### Structured figure records:

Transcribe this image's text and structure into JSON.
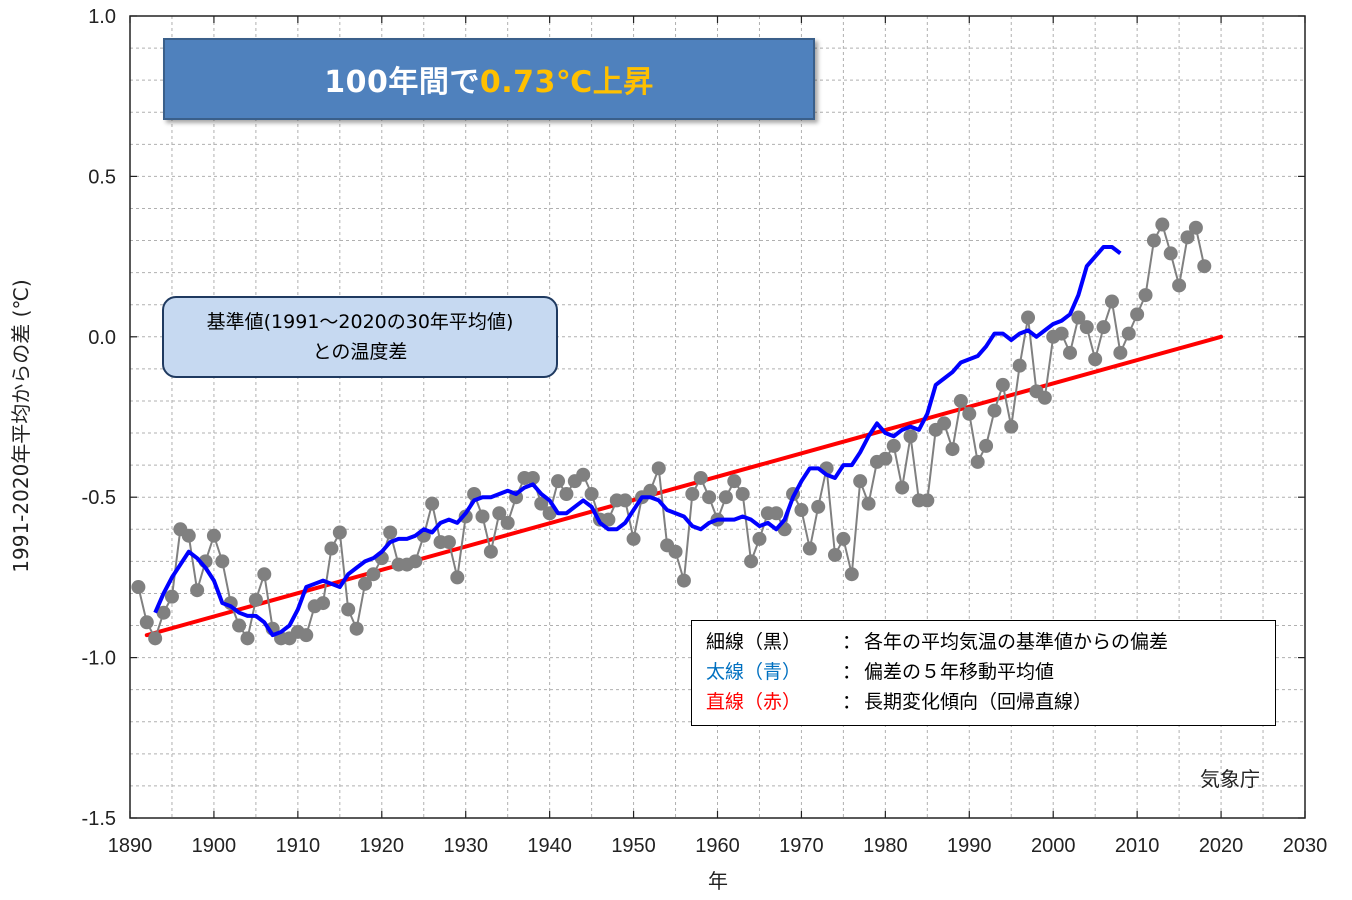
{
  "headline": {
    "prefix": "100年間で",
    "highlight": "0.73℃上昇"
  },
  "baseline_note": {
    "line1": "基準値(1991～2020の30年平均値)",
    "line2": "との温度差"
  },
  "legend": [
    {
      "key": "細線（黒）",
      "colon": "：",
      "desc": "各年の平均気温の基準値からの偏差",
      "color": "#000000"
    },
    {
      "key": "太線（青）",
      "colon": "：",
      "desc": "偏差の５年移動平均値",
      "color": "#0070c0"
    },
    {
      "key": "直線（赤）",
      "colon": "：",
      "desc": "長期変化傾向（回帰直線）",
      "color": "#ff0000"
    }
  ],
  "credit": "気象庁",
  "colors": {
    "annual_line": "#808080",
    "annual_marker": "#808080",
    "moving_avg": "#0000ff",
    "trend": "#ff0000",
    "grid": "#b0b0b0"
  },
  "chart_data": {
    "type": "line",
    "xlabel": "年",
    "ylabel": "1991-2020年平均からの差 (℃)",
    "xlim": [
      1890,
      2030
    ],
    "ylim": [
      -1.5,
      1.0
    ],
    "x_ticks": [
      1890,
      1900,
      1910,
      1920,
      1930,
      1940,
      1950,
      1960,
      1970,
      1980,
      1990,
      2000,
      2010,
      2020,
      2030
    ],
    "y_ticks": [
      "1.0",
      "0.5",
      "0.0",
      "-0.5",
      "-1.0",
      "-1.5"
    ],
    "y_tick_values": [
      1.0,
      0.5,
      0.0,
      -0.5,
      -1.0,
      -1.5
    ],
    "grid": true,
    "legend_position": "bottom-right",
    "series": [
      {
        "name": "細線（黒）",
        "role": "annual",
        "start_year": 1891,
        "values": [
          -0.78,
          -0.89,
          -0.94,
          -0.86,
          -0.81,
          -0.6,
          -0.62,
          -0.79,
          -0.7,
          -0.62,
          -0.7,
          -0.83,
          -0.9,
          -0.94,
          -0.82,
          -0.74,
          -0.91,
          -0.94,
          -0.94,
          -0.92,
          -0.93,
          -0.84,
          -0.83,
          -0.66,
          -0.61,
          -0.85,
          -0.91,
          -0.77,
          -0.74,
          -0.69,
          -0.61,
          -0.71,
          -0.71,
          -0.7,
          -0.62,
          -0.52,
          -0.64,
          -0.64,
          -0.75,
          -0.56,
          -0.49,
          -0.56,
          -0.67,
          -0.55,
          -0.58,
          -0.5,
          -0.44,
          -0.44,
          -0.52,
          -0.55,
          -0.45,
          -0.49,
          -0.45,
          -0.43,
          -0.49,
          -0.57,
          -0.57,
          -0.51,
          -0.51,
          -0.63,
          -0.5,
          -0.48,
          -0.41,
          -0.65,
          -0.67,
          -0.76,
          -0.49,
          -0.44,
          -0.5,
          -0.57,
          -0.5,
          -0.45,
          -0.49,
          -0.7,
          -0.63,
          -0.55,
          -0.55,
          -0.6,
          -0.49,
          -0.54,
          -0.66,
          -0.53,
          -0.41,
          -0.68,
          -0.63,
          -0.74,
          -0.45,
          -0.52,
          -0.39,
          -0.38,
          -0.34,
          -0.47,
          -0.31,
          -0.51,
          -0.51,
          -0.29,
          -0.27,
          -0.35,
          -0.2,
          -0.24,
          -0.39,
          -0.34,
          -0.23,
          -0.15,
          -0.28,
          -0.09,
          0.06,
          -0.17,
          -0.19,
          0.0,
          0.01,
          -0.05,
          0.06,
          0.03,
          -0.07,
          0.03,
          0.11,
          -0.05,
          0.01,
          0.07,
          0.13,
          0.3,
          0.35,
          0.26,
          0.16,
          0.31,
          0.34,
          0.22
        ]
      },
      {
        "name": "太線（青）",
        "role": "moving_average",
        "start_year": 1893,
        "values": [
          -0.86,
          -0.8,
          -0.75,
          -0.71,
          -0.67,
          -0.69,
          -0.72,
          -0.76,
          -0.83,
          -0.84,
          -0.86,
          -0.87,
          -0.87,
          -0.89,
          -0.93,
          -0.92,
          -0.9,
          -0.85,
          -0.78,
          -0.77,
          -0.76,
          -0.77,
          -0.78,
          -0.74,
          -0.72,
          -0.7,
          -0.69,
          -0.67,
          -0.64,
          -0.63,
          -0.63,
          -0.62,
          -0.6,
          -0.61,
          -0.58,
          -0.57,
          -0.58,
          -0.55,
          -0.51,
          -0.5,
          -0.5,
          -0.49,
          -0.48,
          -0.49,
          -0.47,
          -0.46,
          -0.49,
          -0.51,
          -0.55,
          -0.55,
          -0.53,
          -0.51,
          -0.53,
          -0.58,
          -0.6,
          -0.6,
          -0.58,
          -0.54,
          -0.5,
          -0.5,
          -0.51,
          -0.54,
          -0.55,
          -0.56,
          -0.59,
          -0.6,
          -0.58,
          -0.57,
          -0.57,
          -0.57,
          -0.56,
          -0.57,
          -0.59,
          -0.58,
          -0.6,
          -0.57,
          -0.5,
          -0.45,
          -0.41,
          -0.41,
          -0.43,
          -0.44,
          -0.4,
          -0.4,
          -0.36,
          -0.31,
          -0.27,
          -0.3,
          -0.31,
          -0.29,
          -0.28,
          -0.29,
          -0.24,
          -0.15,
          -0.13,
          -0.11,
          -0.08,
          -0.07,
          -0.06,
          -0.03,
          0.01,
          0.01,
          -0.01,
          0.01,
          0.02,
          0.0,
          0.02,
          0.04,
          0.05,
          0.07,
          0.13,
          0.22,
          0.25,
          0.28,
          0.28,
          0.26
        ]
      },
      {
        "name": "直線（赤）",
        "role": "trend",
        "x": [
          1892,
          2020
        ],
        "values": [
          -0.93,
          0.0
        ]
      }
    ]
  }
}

---

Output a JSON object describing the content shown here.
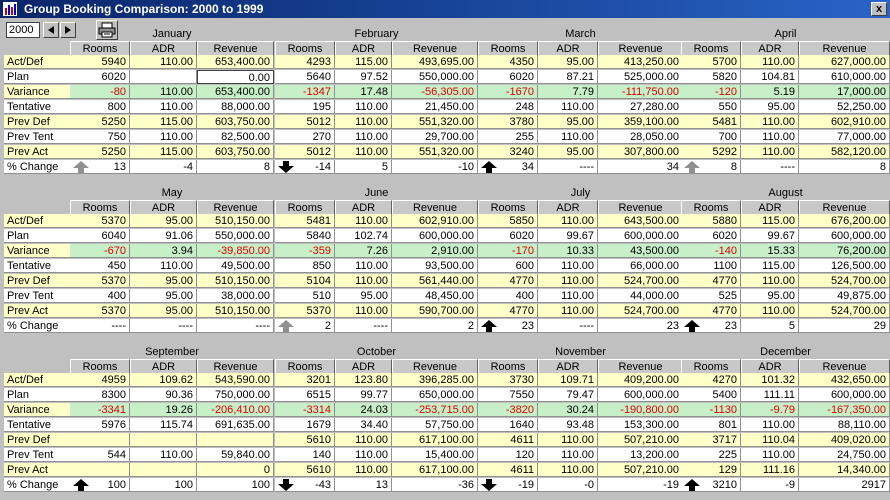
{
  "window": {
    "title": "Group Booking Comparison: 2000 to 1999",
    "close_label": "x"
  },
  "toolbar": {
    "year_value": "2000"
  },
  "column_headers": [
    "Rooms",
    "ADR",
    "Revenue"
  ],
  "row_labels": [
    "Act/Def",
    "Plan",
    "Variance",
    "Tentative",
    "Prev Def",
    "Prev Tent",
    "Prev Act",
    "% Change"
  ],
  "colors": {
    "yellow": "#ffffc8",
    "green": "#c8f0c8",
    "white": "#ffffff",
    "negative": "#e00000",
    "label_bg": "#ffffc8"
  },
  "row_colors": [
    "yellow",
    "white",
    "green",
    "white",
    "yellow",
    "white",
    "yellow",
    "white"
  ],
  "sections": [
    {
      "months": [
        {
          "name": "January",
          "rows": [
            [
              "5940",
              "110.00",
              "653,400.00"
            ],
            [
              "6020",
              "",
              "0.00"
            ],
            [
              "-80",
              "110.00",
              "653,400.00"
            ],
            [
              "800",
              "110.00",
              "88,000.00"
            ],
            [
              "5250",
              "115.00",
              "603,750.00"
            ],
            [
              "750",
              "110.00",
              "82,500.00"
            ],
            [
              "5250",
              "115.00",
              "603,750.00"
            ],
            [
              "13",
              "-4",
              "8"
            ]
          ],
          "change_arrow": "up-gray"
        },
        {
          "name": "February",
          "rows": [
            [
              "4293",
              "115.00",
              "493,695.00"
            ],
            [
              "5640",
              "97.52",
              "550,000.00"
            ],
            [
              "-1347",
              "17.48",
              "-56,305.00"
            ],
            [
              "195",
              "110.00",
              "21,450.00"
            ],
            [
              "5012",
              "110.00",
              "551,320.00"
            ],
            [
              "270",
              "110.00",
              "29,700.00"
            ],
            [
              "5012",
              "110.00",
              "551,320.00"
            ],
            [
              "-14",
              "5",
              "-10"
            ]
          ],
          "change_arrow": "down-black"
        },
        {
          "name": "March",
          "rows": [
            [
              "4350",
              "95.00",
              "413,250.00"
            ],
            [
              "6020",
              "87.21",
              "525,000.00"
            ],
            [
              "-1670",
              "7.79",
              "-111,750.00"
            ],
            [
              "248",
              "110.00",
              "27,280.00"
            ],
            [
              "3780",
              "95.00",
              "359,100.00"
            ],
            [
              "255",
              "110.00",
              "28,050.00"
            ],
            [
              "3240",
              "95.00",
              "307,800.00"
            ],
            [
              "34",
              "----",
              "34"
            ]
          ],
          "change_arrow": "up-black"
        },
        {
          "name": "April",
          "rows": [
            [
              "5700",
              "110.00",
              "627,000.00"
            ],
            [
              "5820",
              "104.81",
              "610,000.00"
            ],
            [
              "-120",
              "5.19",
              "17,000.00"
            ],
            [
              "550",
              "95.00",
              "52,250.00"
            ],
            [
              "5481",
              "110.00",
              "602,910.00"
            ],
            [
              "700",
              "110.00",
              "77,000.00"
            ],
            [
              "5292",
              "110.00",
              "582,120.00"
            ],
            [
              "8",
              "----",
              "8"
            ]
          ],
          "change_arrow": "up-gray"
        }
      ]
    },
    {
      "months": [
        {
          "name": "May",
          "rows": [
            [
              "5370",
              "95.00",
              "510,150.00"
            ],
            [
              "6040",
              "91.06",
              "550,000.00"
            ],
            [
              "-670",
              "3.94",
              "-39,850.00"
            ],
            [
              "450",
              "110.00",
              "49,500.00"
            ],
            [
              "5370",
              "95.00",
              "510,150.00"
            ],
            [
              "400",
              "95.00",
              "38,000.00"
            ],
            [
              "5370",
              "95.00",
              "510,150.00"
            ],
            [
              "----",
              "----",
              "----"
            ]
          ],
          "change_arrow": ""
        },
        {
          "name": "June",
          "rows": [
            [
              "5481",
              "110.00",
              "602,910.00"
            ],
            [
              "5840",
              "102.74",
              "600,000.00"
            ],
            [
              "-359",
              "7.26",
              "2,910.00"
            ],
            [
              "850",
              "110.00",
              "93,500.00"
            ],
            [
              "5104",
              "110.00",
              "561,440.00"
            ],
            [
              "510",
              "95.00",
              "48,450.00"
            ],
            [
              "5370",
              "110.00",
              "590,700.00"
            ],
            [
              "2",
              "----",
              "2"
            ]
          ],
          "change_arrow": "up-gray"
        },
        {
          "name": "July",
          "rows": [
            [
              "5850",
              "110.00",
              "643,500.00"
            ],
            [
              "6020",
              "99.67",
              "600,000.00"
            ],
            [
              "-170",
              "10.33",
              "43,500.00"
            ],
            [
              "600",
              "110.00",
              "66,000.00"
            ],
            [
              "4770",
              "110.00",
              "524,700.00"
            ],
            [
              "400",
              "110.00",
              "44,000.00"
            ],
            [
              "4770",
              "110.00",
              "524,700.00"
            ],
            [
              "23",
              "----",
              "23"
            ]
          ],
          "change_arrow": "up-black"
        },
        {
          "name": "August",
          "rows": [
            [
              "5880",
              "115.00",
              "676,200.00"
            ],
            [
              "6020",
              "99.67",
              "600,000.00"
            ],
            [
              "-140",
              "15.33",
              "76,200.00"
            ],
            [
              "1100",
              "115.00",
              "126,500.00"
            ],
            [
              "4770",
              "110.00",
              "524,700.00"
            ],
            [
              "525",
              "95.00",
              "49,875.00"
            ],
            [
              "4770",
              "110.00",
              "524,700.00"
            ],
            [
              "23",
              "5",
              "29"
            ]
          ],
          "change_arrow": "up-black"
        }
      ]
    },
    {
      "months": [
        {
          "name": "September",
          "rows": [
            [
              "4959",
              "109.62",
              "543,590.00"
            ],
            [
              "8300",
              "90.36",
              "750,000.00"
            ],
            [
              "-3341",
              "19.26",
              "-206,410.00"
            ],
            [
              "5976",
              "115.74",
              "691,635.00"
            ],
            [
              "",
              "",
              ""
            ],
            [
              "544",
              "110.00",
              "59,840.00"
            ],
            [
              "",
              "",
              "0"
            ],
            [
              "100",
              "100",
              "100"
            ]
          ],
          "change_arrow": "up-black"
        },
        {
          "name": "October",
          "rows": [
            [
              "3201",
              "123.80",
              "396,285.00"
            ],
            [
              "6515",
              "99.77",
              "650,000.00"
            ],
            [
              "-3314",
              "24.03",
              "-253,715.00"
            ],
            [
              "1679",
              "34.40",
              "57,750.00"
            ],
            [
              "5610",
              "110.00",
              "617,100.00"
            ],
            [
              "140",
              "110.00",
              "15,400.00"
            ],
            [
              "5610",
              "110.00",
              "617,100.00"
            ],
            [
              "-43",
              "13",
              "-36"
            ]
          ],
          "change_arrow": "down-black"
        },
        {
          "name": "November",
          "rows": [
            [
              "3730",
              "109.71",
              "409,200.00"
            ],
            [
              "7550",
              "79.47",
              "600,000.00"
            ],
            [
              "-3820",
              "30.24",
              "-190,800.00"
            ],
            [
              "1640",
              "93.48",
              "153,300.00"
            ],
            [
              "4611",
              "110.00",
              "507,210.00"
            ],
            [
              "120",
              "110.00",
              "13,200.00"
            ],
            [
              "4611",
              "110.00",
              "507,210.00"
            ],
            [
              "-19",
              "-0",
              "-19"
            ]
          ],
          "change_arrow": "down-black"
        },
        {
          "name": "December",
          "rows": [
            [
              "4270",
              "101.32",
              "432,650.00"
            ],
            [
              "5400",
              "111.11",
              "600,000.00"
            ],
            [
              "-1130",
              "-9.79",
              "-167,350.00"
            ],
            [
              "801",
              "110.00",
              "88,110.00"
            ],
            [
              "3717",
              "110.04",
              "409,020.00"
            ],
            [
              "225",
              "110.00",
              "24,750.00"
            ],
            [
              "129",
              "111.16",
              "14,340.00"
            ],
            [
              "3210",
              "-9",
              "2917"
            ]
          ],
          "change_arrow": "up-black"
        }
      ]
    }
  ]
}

...

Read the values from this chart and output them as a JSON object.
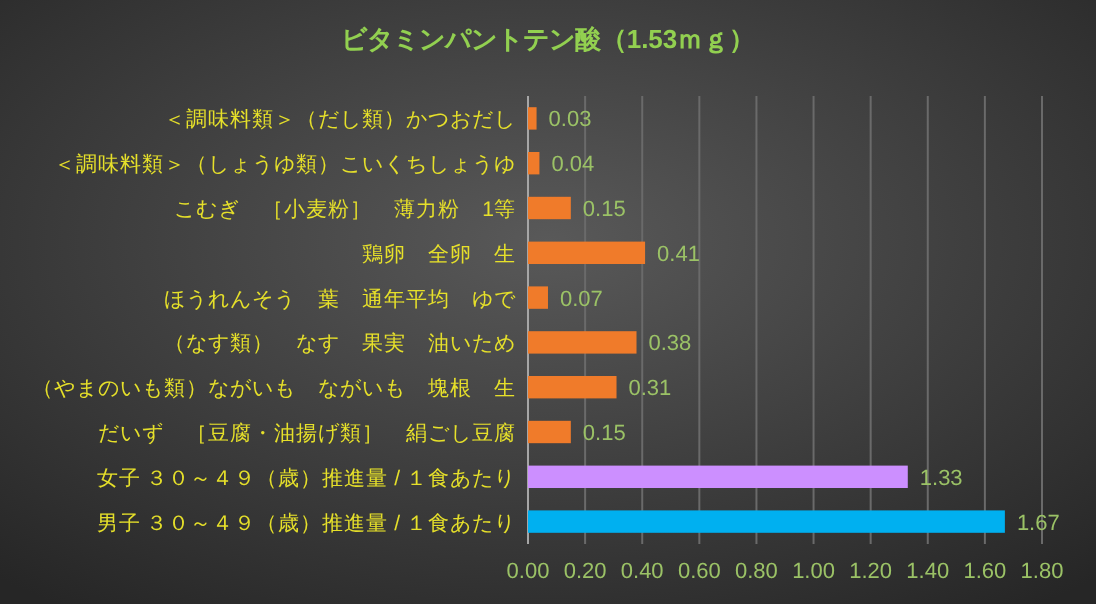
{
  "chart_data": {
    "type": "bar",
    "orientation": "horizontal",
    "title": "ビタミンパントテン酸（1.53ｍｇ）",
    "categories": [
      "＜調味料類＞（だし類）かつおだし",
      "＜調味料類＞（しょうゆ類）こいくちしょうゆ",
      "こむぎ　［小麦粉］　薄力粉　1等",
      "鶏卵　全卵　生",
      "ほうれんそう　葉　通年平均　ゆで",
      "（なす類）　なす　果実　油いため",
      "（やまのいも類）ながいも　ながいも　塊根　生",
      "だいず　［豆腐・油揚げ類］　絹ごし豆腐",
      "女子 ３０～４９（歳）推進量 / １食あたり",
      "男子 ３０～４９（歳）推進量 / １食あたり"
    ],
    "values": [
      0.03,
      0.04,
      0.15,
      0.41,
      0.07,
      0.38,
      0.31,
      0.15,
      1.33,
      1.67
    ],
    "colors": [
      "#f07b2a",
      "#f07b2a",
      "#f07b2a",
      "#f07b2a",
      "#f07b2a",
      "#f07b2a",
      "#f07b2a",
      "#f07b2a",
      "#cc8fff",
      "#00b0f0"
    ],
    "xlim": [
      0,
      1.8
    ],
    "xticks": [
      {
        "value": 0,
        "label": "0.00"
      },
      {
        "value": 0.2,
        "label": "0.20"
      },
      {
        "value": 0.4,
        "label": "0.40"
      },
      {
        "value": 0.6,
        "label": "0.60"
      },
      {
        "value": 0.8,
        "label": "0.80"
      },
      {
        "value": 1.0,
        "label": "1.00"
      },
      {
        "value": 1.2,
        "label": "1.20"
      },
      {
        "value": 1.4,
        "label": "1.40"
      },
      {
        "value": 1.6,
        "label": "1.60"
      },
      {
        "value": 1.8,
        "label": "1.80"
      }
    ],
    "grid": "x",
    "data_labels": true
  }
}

### SET PROBLEM:
Indicate how many lines of the material contain the string "role", giving the number and nothing more.

### RESULT:
3